--- START OF RECORD EXCERPTS ---

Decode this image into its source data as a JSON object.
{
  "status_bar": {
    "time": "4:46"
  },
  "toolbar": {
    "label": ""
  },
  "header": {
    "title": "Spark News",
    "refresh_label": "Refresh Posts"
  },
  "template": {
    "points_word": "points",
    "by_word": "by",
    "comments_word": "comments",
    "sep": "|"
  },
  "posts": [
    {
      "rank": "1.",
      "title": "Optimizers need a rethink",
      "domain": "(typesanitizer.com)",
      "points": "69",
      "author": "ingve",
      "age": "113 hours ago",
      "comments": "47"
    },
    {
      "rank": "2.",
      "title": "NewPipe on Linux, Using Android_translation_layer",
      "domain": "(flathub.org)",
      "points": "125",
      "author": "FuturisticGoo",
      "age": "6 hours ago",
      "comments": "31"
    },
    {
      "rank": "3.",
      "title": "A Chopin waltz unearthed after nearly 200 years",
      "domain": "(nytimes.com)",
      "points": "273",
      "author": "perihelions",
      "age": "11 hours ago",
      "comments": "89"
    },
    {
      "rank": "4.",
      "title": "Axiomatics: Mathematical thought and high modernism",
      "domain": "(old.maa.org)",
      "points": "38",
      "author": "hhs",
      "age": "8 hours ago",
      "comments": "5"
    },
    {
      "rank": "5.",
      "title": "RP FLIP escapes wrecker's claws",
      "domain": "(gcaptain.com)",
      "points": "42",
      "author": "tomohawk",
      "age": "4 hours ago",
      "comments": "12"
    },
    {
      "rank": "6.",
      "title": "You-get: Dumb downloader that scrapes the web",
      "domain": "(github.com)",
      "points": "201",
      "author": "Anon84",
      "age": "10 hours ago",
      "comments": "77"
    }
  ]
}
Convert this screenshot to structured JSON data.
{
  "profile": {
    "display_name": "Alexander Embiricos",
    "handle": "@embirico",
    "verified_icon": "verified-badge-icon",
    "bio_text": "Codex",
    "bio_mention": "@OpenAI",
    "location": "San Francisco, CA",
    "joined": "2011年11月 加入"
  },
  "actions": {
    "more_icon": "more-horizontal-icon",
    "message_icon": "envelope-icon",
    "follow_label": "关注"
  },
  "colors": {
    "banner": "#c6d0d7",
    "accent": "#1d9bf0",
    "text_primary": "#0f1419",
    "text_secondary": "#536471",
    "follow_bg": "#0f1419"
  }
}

--- END OF RECORD EXCERPTS ---

Beginning at the line that holds "Convert this screenshot", write out word for word each line through the end of the records.

SOLUTION FOR THIS EXERCISE »
Convert this screenshot to structured JSON data.
{
  "profile": {
    "display_name": "Alexander Embiricos",
    "handle": "@embirico",
    "verified_icon": "verified-badge-icon",
    "bio_text": "Codex",
    "bio_mention": "@OpenAI",
    "location": "San Francisco, CA",
    "joined": "2011年11月 加入"
  },
  "actions": {
    "more_icon": "more-horizontal-icon",
    "message_icon": "envelope-icon",
    "follow_label": "关注"
  },
  "colors": {
    "banner": "#c6d0d7",
    "accent": "#1d9bf0",
    "text_primary": "#0f1419",
    "text_secondary": "#536471",
    "follow_bg": "#0f1419"
  }
}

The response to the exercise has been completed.